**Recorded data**

--- Start ---

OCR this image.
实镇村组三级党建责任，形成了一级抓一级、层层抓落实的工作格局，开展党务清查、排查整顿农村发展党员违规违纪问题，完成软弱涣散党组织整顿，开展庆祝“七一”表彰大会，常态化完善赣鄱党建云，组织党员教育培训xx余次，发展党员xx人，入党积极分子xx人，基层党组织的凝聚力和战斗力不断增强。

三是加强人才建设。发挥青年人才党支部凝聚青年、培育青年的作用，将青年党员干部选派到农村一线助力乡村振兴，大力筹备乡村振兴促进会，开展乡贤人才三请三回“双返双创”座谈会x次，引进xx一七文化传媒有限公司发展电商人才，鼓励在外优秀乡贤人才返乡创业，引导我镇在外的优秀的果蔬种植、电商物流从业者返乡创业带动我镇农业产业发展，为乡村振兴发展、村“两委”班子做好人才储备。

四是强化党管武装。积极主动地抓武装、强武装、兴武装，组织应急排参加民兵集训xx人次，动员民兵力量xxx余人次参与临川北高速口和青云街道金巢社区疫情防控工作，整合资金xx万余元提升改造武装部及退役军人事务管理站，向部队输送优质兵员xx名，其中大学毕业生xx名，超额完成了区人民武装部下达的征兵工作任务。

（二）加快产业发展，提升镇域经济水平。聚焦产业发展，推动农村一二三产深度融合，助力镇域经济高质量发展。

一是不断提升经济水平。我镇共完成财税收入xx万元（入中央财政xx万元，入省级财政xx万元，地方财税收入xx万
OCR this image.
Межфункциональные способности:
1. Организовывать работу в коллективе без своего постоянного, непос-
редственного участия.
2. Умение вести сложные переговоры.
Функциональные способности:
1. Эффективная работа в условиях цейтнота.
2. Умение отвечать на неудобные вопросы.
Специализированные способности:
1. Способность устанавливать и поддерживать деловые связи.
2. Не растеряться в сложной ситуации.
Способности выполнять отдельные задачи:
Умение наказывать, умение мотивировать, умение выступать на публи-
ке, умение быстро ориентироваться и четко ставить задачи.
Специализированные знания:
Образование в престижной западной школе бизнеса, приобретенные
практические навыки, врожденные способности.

--- End ---

**Exercise aim**
Copy every line of the material in which the word "задачи" occurs.

**Answer**
Способности выполнять отдельные задачи:
ке, умение быстро ориентироваться и четко ставить задачи.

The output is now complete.